WHAT TO PRODUCE: Copy every line that mentions the word "this".

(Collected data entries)
★ ★ ★ ★ ★

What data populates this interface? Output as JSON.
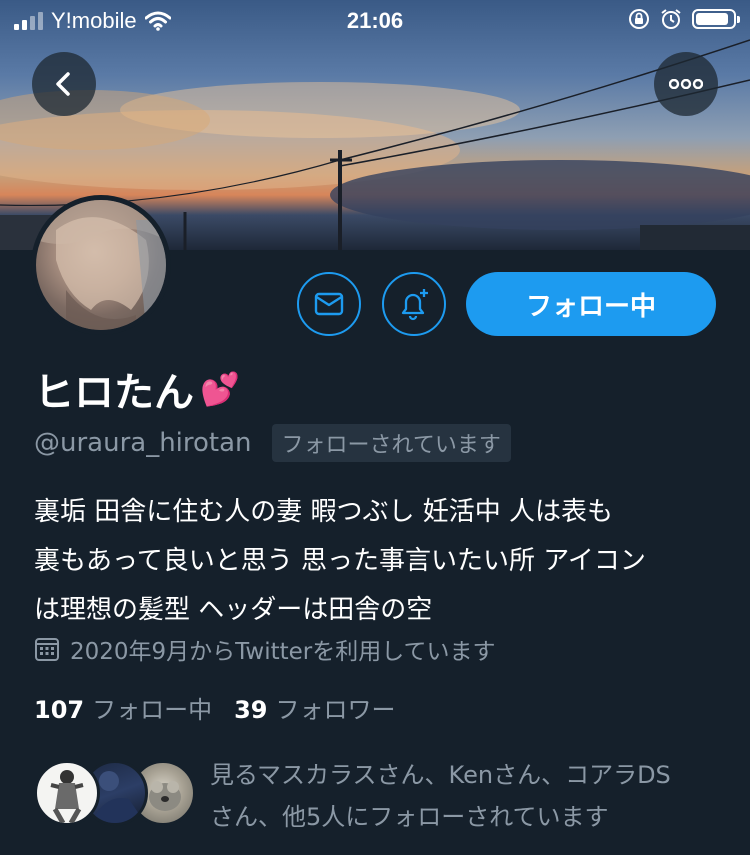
{
  "status_bar": {
    "carrier": "Y!mobile",
    "time": "21:06"
  },
  "header": {
    "back_icon": "chevron-left-icon",
    "more_icon": "more-horizontal-icon"
  },
  "actions": {
    "dm_icon": "mail-icon",
    "notify_icon": "bell-plus-icon",
    "follow_label": "フォロー中"
  },
  "profile": {
    "display_name": "ヒロたん",
    "name_emoji": "💕",
    "handle": "@uraura_hirotan",
    "follows_you": "フォローされています",
    "bio_lines": [
      "裏垢 田舎に住む人の妻 暇つぶし 妊活中 人は表も",
      "裏もあって良いと思う 思った事言いたい所 アイコン",
      "は理想の髪型 ヘッダーは田舎の空"
    ],
    "joined": "2020年9月からTwitterを利用しています"
  },
  "stats": {
    "following_count": "107",
    "following_label": "フォロー中",
    "followers_count": "39",
    "followers_label": "フォロワー"
  },
  "mutuals": {
    "text_lines": [
      "見るマスカラスさん、Kenさん、コアラDS",
      "さん、他5人にフォローされています"
    ]
  },
  "colors": {
    "background": "#15202b",
    "accent": "#1d9bf0",
    "secondary_text": "#8b98a5"
  }
}
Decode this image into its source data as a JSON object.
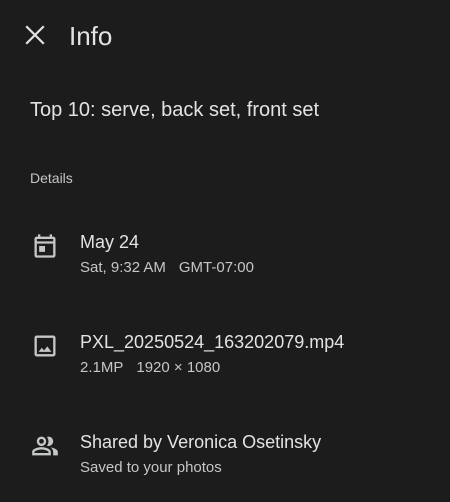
{
  "header": {
    "close_icon": "close-icon",
    "title": "Info"
  },
  "caption": "Top 10: serve, back set, front set",
  "details": {
    "label": "Details",
    "date": {
      "icon": "calendar-icon",
      "date": "May 24",
      "time": "Sat, 9:32 AM",
      "timezone": "GMT-07:00"
    },
    "file": {
      "icon": "image-icon",
      "filename": "PXL_20250524_163202079.mp4",
      "megapixels": "2.1MP",
      "resolution": "1920 × 1080"
    },
    "shared": {
      "icon": "people-icon",
      "shared_by": "Shared by Veronica Osetinsky",
      "status": "Saved to your photos"
    }
  },
  "colors": {
    "background": "#1c1c1c",
    "primary_text": "#e3e3e3",
    "secondary_text": "#c4c7c5"
  }
}
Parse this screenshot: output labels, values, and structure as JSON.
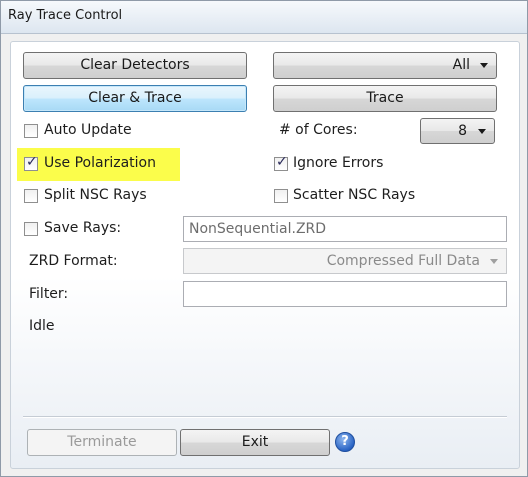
{
  "window": {
    "title": "Ray Trace Control"
  },
  "buttons": {
    "clear_detectors": "Clear Detectors",
    "clear_and_trace": "Clear & Trace",
    "trace": "Trace",
    "terminate": "Terminate",
    "exit": "Exit"
  },
  "detector_select": {
    "value": "All"
  },
  "options": {
    "auto_update": {
      "label": "Auto Update",
      "checked": false
    },
    "use_polarization": {
      "label": "Use Polarization",
      "checked": true
    },
    "ignore_errors": {
      "label": "Ignore Errors",
      "checked": true
    },
    "split_nsc_rays": {
      "label": "Split NSC Rays",
      "checked": false
    },
    "scatter_nsc_rays": {
      "label": "Scatter NSC Rays",
      "checked": false
    },
    "save_rays": {
      "label": "Save Rays:",
      "checked": false
    }
  },
  "cores": {
    "label": "# of Cores:",
    "value": "8"
  },
  "save_rays_file": {
    "value": "NonSequential.ZRD"
  },
  "zrd_format": {
    "label": "ZRD Format:",
    "value": "Compressed Full Data"
  },
  "filter": {
    "label": "Filter:",
    "value": ""
  },
  "status": {
    "text": "Idle"
  },
  "colors": {
    "highlight": "#fbfd4b",
    "focus_border": "#3c7fb1"
  },
  "icons": {
    "help": "help-icon",
    "check": "check-icon",
    "dropdown": "chevron-down-icon"
  },
  "help_glyph": "?",
  "check_glyph": "✓"
}
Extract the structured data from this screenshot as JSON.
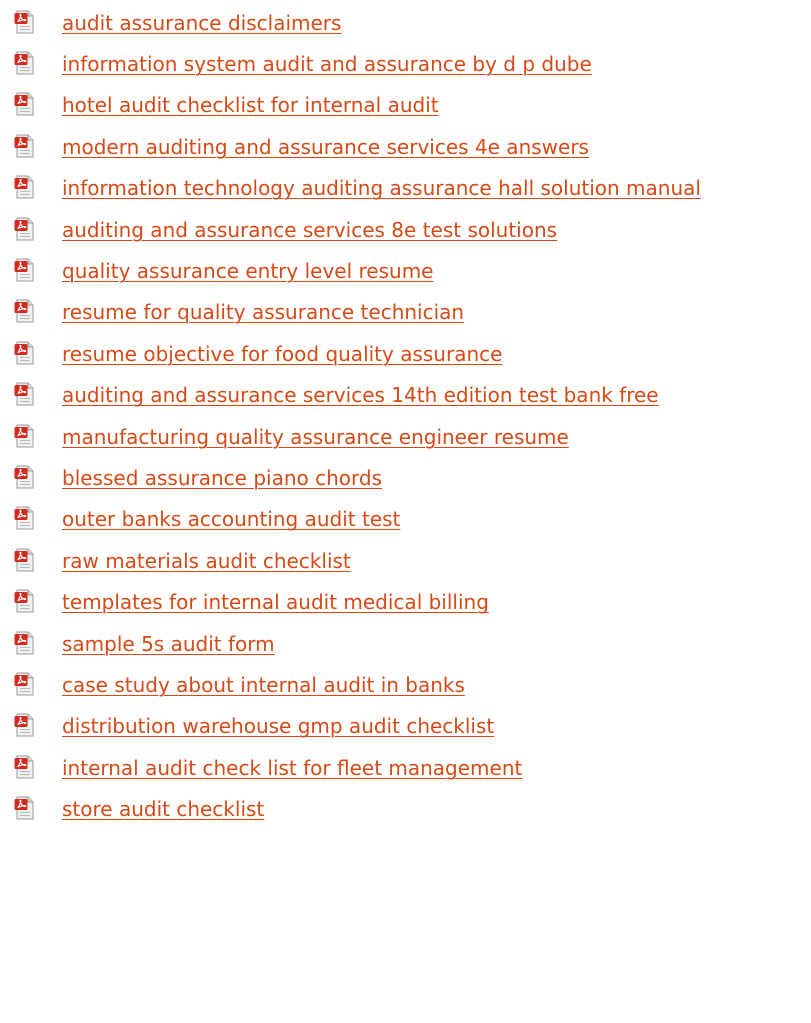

★ ★ ★ ★ ★

RESPONSE BELOW:
What data populates this interface? Output as JSON.
Decode this image into its source data as a JSON object.
Parse this screenshot: output labels, values, and structure as JSON.
Extract the structured data from this screenshot as JSON.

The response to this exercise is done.